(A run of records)
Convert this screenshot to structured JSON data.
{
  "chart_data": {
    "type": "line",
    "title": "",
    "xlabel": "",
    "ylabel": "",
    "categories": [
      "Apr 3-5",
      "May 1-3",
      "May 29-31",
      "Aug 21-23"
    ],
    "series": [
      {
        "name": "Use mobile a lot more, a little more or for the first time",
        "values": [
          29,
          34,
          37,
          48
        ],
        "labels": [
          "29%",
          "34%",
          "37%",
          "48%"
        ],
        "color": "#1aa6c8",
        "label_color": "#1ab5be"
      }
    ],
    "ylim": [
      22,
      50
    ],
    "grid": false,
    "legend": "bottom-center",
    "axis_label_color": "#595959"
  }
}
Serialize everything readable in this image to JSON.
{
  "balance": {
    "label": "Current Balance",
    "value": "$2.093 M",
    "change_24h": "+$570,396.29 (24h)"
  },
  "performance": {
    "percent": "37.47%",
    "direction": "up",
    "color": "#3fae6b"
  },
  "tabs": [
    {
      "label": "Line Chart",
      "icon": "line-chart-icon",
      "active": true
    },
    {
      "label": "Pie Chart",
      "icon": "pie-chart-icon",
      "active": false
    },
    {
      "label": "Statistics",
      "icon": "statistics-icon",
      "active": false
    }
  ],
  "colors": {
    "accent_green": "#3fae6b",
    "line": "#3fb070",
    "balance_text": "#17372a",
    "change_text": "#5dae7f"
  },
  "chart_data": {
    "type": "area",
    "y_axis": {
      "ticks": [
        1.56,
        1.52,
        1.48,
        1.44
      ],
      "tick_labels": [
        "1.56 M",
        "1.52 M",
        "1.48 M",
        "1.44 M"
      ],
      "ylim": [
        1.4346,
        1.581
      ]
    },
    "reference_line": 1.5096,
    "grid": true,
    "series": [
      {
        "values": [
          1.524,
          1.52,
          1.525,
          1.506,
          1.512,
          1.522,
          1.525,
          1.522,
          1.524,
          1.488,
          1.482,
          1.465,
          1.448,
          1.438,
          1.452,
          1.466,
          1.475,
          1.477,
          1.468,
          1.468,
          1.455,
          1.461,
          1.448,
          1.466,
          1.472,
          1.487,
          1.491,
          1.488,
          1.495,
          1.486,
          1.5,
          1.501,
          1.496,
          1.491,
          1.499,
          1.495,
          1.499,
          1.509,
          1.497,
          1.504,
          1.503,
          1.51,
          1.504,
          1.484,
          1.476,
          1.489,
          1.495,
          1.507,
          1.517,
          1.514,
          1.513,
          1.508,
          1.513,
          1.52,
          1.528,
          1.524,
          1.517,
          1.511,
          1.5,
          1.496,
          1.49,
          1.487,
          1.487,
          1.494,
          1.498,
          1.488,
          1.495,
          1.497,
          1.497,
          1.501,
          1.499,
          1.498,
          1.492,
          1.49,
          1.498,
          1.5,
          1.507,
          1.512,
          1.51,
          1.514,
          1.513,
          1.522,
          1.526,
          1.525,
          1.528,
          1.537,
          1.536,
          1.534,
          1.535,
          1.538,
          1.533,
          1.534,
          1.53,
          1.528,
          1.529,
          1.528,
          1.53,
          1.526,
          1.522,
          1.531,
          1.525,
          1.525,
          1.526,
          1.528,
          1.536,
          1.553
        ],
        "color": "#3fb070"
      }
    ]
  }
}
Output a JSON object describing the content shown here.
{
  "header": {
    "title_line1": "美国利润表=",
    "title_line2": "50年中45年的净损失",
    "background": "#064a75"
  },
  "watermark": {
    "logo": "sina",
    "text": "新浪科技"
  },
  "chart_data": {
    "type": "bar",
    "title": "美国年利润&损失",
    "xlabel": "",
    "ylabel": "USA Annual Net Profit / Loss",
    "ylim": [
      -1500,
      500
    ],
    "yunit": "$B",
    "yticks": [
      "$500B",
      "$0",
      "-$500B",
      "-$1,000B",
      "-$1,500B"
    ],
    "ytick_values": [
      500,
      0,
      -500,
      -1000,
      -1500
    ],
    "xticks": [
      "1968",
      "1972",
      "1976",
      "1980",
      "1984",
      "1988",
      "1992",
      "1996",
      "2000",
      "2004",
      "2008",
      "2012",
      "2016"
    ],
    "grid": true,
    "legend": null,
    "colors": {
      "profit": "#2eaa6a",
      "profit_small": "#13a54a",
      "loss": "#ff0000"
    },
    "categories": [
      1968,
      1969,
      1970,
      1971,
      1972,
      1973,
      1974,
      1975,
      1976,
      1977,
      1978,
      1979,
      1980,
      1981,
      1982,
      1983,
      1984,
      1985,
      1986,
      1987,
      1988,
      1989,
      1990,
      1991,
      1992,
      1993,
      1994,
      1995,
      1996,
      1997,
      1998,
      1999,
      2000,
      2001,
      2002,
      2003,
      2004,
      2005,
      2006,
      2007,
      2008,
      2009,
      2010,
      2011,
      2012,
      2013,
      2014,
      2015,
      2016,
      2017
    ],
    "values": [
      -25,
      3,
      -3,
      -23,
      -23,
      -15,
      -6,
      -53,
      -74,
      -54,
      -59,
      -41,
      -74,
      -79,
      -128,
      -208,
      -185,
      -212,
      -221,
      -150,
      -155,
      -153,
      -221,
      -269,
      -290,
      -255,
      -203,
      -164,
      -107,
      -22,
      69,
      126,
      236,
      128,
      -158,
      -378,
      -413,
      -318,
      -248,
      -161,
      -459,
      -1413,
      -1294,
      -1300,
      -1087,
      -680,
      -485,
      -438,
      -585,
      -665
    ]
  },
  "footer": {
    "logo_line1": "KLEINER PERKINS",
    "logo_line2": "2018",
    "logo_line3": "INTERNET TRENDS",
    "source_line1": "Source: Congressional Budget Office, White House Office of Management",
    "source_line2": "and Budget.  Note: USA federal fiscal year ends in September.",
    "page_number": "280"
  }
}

**Request:** Return the lines above exactly, keeping every word.

**In response:**
Convert this screenshot to structured JSON data.
{
  "chart_data": {
    "type": "line",
    "title": "",
    "xlabel": "",
    "ylabel": "",
    "categories": [
      "Apr 3-5",
      "May 1-3",
      "May 29-31",
      "Aug 21-23"
    ],
    "series": [
      {
        "name": "Use mobile a lot more, a little more or for the first time",
        "values": [
          29,
          34,
          37,
          48
        ],
        "labels": [
          "29%",
          "34%",
          "37%",
          "48%"
        ],
        "color": "#1aa6c8",
        "label_color": "#1ab5be"
      }
    ],
    "ylim": [
      22,
      50
    ],
    "grid": false,
    "legend": "bottom-center",
    "axis_label_color": "#595959"
  }
}
Serialize everything readable in this image to JSON.
{
  "balance": {
    "label": "Current Balance",
    "value": "$2.093 M",
    "change_24h": "+$570,396.29 (24h)"
  },
  "performance": {
    "percent": "37.47%",
    "direction": "up",
    "color": "#3fae6b"
  },
  "tabs": [
    {
      "label": "Line Chart",
      "icon": "line-chart-icon",
      "active": true
    },
    {
      "label": "Pie Chart",
      "icon": "pie-chart-icon",
      "active": false
    },
    {
      "label": "Statistics",
      "icon": "statistics-icon",
      "active": false
    }
  ],
  "colors": {
    "accent_green": "#3fae6b",
    "line": "#3fb070",
    "balance_text": "#17372a",
    "change_text": "#5dae7f"
  },
  "chart_data": {
    "type": "area",
    "y_axis": {
      "ticks": [
        1.56,
        1.52,
        1.48,
        1.44
      ],
      "tick_labels": [
        "1.56 M",
        "1.52 M",
        "1.48 M",
        "1.44 M"
      ],
      "ylim": [
        1.4346,
        1.581
      ]
    },
    "reference_line": 1.5096,
    "grid": true,
    "series": [
      {
        "values": [
          1.524,
          1.52,
          1.525,
          1.506,
          1.512,
          1.522,
          1.525,
          1.522,
          1.524,
          1.488,
          1.482,
          1.465,
          1.448,
          1.438,
          1.452,
          1.466,
          1.475,
          1.477,
          1.468,
          1.468,
          1.455,
          1.461,
          1.448,
          1.466,
          1.472,
          1.487,
          1.491,
          1.488,
          1.495,
          1.486,
          1.5,
          1.501,
          1.496,
          1.491,
          1.499,
          1.495,
          1.499,
          1.509,
          1.497,
          1.504,
          1.503,
          1.51,
          1.504,
          1.484,
          1.476,
          1.489,
          1.495,
          1.507,
          1.517,
          1.514,
          1.513,
          1.508,
          1.513,
          1.52,
          1.528,
          1.524,
          1.517,
          1.511,
          1.5,
          1.496,
          1.49,
          1.487,
          1.487,
          1.494,
          1.498,
          1.488,
          1.495,
          1.497,
          1.497,
          1.501,
          1.499,
          1.498,
          1.492,
          1.49,
          1.498,
          1.5,
          1.507,
          1.512,
          1.51,
          1.514,
          1.513,
          1.522,
          1.526,
          1.525,
          1.528,
          1.537,
          1.536,
          1.534,
          1.535,
          1.538,
          1.533,
          1.534,
          1.53,
          1.528,
          1.529,
          1.528,
          1.53,
          1.526,
          1.522,
          1.531,
          1.525,
          1.525,
          1.526,
          1.528,
          1.536,
          1.553
        ],
        "color": "#3fb070"
      }
    ]
  }
}
Output a JSON object describing the content shown here.
{
  "header": {
    "title_line1": "美国利润表=",
    "title_line2": "50年中45年的净损失",
    "background": "#064a75"
  },
  "watermark": {
    "logo": "sina",
    "text": "新浪科技"
  },
  "chart_data": {
    "type": "bar",
    "title": "美国年利润&损失",
    "xlabel": "",
    "ylabel": "USA Annual Net Profit / Loss",
    "ylim": [
      -1500,
      500
    ],
    "yunit": "$B",
    "yticks": [
      "$500B",
      "$0",
      "-$500B",
      "-$1,000B",
      "-$1,500B"
    ],
    "ytick_values": [
      500,
      0,
      -500,
      -1000,
      -1500
    ],
    "xticks": [
      "1968",
      "1972",
      "1976",
      "1980",
      "1984",
      "1988",
      "1992",
      "1996",
      "2000",
      "2004",
      "2008",
      "2012",
      "2016"
    ],
    "grid": true,
    "legend": null,
    "colors": {
      "profit": "#2eaa6a",
      "profit_small": "#13a54a",
      "loss": "#ff0000"
    },
    "categories": [
      1968,
      1969,
      1970,
      1971,
      1972,
      1973,
      1974,
      1975,
      1976,
      1977,
      1978,
      1979,
      1980,
      1981,
      1982,
      1983,
      1984,
      1985,
      1986,
      1987,
      1988,
      1989,
      1990,
      1991,
      1992,
      1993,
      1994,
      1995,
      1996,
      1997,
      1998,
      1999,
      2000,
      2001,
      2002,
      2003,
      2004,
      2005,
      2006,
      2007,
      2008,
      2009,
      2010,
      2011,
      2012,
      2013,
      2014,
      2015,
      2016,
      2017
    ],
    "values": [
      -25,
      3,
      -3,
      -23,
      -23,
      -15,
      -6,
      -53,
      -74,
      -54,
      -59,
      -41,
      -74,
      -79,
      -128,
      -208,
      -185,
      -212,
      -221,
      -150,
      -155,
      -153,
      -221,
      -269,
      -290,
      -255,
      -203,
      -164,
      -107,
      -22,
      69,
      126,
      236,
      128,
      -158,
      -378,
      -413,
      -318,
      -248,
      -161,
      -459,
      -1413,
      -1294,
      -1300,
      -1087,
      -680,
      -485,
      -438,
      -585,
      -665
    ]
  },
  "footer": {
    "logo_line1": "KLEINER PERKINS",
    "logo_line2": "2018",
    "logo_line3": "INTERNET TRENDS",
    "source_line1": "Source: Congressional Budget Office, White House Office of Management",
    "source_line2": "and Budget.  Note: USA federal fiscal year ends in September.",
    "page_number": "280"
  }
}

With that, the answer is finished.